* [Task to carry out]: Revise the entries starting at the first line and ending at the line that contains "velocity-cell [818, 302, 832, 309]", changing "velocity-cell" to "speed-cell" throughout and leaving everything else as it is. Return only those lines.

::: Input material :::

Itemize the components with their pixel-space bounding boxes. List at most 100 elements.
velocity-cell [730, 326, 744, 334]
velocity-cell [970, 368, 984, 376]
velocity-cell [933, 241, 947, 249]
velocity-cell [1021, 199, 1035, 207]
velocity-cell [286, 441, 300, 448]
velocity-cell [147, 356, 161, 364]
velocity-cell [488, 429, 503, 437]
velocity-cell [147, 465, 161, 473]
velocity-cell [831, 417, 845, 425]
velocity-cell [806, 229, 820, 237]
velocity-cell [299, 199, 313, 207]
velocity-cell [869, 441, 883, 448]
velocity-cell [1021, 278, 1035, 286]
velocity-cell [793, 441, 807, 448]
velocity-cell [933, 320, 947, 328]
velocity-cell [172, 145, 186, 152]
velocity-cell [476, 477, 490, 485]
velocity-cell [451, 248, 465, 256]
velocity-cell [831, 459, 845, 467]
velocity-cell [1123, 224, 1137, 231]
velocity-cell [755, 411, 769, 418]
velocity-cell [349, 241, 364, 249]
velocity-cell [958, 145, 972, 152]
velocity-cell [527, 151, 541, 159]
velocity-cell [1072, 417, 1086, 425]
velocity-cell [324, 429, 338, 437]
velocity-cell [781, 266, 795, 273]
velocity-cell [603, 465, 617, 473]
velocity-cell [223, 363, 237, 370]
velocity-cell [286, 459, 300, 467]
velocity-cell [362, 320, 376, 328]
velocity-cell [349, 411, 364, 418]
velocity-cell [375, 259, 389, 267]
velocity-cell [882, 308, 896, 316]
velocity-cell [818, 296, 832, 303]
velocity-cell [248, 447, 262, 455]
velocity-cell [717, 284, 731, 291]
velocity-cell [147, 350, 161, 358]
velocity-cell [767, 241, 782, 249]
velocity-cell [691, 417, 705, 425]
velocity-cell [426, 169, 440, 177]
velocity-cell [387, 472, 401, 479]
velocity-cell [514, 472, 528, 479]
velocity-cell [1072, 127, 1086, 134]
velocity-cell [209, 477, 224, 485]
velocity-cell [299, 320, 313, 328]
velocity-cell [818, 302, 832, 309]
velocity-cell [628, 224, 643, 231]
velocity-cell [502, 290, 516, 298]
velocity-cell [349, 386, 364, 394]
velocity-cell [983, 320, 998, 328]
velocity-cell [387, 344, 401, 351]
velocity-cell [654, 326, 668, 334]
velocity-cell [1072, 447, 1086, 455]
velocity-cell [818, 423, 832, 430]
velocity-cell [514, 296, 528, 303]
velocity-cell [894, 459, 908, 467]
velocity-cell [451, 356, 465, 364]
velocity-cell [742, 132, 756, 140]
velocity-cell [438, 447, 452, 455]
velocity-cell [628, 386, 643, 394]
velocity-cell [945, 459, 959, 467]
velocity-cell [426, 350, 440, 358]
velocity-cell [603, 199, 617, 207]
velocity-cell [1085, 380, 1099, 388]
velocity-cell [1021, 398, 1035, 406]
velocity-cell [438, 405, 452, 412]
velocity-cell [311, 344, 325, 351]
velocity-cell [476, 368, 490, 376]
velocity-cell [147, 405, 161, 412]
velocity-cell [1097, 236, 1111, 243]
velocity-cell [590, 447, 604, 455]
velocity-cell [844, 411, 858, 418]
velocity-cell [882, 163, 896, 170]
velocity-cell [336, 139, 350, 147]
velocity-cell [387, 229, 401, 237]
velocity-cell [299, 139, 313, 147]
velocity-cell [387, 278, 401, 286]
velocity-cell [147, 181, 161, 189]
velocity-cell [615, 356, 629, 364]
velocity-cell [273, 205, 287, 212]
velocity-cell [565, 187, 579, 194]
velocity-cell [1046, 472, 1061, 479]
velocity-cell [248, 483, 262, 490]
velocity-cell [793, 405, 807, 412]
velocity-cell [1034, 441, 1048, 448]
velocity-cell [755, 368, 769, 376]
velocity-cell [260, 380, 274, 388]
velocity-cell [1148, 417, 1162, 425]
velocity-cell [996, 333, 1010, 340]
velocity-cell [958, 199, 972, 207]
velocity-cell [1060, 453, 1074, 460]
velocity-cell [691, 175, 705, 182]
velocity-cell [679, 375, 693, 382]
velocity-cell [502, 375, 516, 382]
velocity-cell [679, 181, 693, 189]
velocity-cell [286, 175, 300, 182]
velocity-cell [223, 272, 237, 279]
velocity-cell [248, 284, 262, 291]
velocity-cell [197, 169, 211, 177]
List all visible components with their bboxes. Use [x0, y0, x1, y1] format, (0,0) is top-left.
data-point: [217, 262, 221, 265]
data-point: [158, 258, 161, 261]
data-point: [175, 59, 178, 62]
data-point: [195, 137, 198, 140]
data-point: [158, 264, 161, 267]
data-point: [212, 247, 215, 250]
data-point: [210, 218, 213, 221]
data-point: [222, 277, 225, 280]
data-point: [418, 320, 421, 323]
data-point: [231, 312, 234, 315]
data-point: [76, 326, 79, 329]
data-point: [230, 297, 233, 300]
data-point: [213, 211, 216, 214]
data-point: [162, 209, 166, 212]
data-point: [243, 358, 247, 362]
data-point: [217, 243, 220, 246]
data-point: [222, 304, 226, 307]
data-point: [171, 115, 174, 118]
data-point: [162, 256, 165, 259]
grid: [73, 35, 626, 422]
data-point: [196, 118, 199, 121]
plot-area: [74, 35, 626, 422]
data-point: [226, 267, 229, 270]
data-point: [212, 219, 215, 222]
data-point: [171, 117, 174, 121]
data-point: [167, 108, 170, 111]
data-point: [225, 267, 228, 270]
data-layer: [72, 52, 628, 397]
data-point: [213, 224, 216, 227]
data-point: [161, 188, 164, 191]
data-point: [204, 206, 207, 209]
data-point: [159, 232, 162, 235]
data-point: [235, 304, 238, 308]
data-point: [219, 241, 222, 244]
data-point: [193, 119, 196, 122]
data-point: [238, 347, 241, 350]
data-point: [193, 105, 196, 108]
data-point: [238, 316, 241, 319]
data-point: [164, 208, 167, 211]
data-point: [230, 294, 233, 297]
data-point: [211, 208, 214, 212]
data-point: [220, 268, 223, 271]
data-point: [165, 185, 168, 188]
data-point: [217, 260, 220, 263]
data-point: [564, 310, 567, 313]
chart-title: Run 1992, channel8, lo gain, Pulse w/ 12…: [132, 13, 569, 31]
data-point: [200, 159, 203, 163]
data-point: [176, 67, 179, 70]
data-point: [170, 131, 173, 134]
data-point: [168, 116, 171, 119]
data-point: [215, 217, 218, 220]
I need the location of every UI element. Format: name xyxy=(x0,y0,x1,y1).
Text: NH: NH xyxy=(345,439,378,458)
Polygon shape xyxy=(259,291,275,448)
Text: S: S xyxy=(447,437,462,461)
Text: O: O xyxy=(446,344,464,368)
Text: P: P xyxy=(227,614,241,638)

:::

* [Exercise result]:
Itemize the components with their pixel-space bounding boxes. List at most 100 elements.
speed-cell [730, 326, 744, 334]
speed-cell [970, 368, 984, 376]
speed-cell [933, 241, 947, 249]
speed-cell [1021, 199, 1035, 207]
speed-cell [286, 441, 300, 448]
speed-cell [147, 356, 161, 364]
speed-cell [488, 429, 503, 437]
speed-cell [147, 465, 161, 473]
speed-cell [831, 417, 845, 425]
speed-cell [806, 229, 820, 237]
speed-cell [299, 199, 313, 207]
speed-cell [869, 441, 883, 448]
speed-cell [1021, 278, 1035, 286]
speed-cell [793, 441, 807, 448]
speed-cell [933, 320, 947, 328]
speed-cell [172, 145, 186, 152]
speed-cell [476, 477, 490, 485]
speed-cell [451, 248, 465, 256]
speed-cell [831, 459, 845, 467]
speed-cell [1123, 224, 1137, 231]
speed-cell [755, 411, 769, 418]
speed-cell [349, 241, 364, 249]
speed-cell [958, 145, 972, 152]
speed-cell [527, 151, 541, 159]
speed-cell [1072, 417, 1086, 425]
speed-cell [324, 429, 338, 437]
speed-cell [781, 266, 795, 273]
speed-cell [603, 465, 617, 473]
speed-cell [223, 363, 237, 370]
speed-cell [286, 459, 300, 467]
speed-cell [362, 320, 376, 328]
speed-cell [349, 411, 364, 418]
speed-cell [375, 259, 389, 267]
speed-cell [882, 308, 896, 316]
speed-cell [818, 296, 832, 303]
speed-cell [248, 447, 262, 455]
speed-cell [717, 284, 731, 291]
speed-cell [147, 350, 161, 358]
speed-cell [767, 241, 782, 249]
speed-cell [691, 417, 705, 425]
speed-cell [426, 169, 440, 177]
speed-cell [387, 472, 401, 479]
speed-cell [514, 472, 528, 479]
speed-cell [1072, 127, 1086, 134]
speed-cell [209, 477, 224, 485]
speed-cell [299, 320, 313, 328]
speed-cell [818, 302, 832, 309]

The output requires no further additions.